→ **AIM**:
Pictures aside, repeat every entry exactly.

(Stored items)
+++++

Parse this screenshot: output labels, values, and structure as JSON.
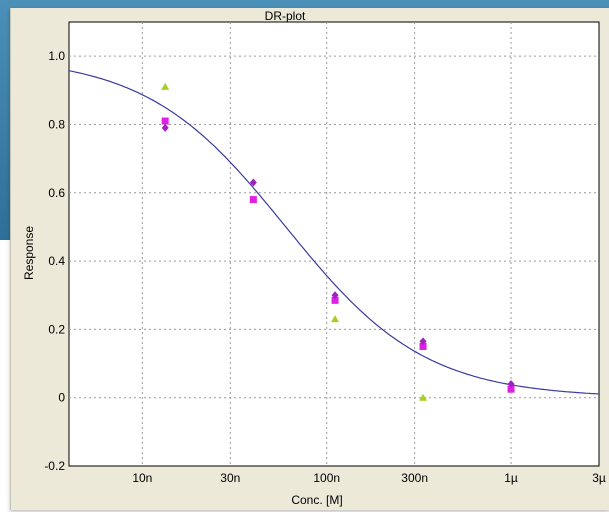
{
  "colors": {
    "frame_top": "#4a90b8",
    "frame_bottom": "#2e6f9a",
    "window_bg": "#ece9d8",
    "plot_bg": "#ffffff",
    "grid": "#9a9a9a",
    "curve": "#3a3aa0",
    "triangle": "#a6d020",
    "square": "#e020e0",
    "diamond": "#a020c0"
  },
  "chart_data": {
    "type": "scatter",
    "title": "DR-plot",
    "xlabel": "Conc. [M]",
    "ylabel": "Response",
    "x_scale": "log",
    "xlim": [
      4e-09,
      3e-06
    ],
    "ylim": [
      -0.2,
      1.1
    ],
    "x_ticks": [
      {
        "value": 1e-08,
        "label": "10n"
      },
      {
        "value": 3e-08,
        "label": "30n"
      },
      {
        "value": 1e-07,
        "label": "100n"
      },
      {
        "value": 3e-07,
        "label": "300n"
      },
      {
        "value": 1e-06,
        "label": "1µ"
      },
      {
        "value": 3e-06,
        "label": "3µ"
      }
    ],
    "y_ticks": [
      {
        "value": -0.2,
        "label": "-0.2"
      },
      {
        "value": 0,
        "label": "0"
      },
      {
        "value": 0.2,
        "label": "0.2"
      },
      {
        "value": 0.4,
        "label": "0.4"
      },
      {
        "value": 0.6,
        "label": "0.6"
      },
      {
        "value": 0.8,
        "label": "0.8"
      },
      {
        "value": 1.0,
        "label": "1.0"
      }
    ],
    "grid": true,
    "fit_curve": {
      "model": "sigmoid",
      "top": 1.0,
      "bottom": 0.0,
      "ec50": 6e-08,
      "hill": 1.15
    },
    "series": [
      {
        "marker": "triangle",
        "x": [
          1.33e-08,
          4e-08,
          1.11e-07,
          3.33e-07
        ],
        "y": [
          0.91,
          0.58,
          0.23,
          0.0
        ]
      },
      {
        "marker": "square",
        "x": [
          1.33e-08,
          4e-08,
          1.11e-07,
          3.33e-07,
          1e-06
        ],
        "y": [
          0.81,
          0.58,
          0.285,
          0.15,
          0.025
        ]
      },
      {
        "marker": "diamond",
        "x": [
          1.33e-08,
          4e-08,
          1.11e-07,
          3.33e-07,
          1e-06
        ],
        "y": [
          0.79,
          0.63,
          0.3,
          0.165,
          0.04
        ]
      }
    ]
  }
}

+++++

→ **EXERCISE SOLUTION**:
Parse this screenshot: output labels, values, and structure as JSON.
{
  "colors": {
    "frame_top": "#4a90b8",
    "frame_bottom": "#2e6f9a",
    "window_bg": "#ece9d8",
    "plot_bg": "#ffffff",
    "grid": "#9a9a9a",
    "curve": "#3a3aa0",
    "triangle": "#a6d020",
    "square": "#e020e0",
    "diamond": "#a020c0"
  },
  "chart_data": {
    "type": "scatter",
    "title": "DR-plot",
    "xlabel": "Conc. [M]",
    "ylabel": "Response",
    "x_scale": "log",
    "xlim": [
      4e-09,
      3e-06
    ],
    "ylim": [
      -0.2,
      1.1
    ],
    "x_ticks": [
      {
        "value": 1e-08,
        "label": "10n"
      },
      {
        "value": 3e-08,
        "label": "30n"
      },
      {
        "value": 1e-07,
        "label": "100n"
      },
      {
        "value": 3e-07,
        "label": "300n"
      },
      {
        "value": 1e-06,
        "label": "1µ"
      },
      {
        "value": 3e-06,
        "label": "3µ"
      }
    ],
    "y_ticks": [
      {
        "value": -0.2,
        "label": "-0.2"
      },
      {
        "value": 0,
        "label": "0"
      },
      {
        "value": 0.2,
        "label": "0.2"
      },
      {
        "value": 0.4,
        "label": "0.4"
      },
      {
        "value": 0.6,
        "label": "0.6"
      },
      {
        "value": 0.8,
        "label": "0.8"
      },
      {
        "value": 1.0,
        "label": "1.0"
      }
    ],
    "grid": true,
    "fit_curve": {
      "model": "sigmoid",
      "top": 1.0,
      "bottom": 0.0,
      "ec50": 6e-08,
      "hill": 1.15
    },
    "series": [
      {
        "marker": "triangle",
        "x": [
          1.33e-08,
          4e-08,
          1.11e-07,
          3.33e-07
        ],
        "y": [
          0.91,
          0.58,
          0.23,
          0.0
        ]
      },
      {
        "marker": "square",
        "x": [
          1.33e-08,
          4e-08,
          1.11e-07,
          3.33e-07,
          1e-06
        ],
        "y": [
          0.81,
          0.58,
          0.285,
          0.15,
          0.025
        ]
      },
      {
        "marker": "diamond",
        "x": [
          1.33e-08,
          4e-08,
          1.11e-07,
          3.33e-07,
          1e-06
        ],
        "y": [
          0.79,
          0.63,
          0.3,
          0.165,
          0.04
        ]
      }
    ]
  }
}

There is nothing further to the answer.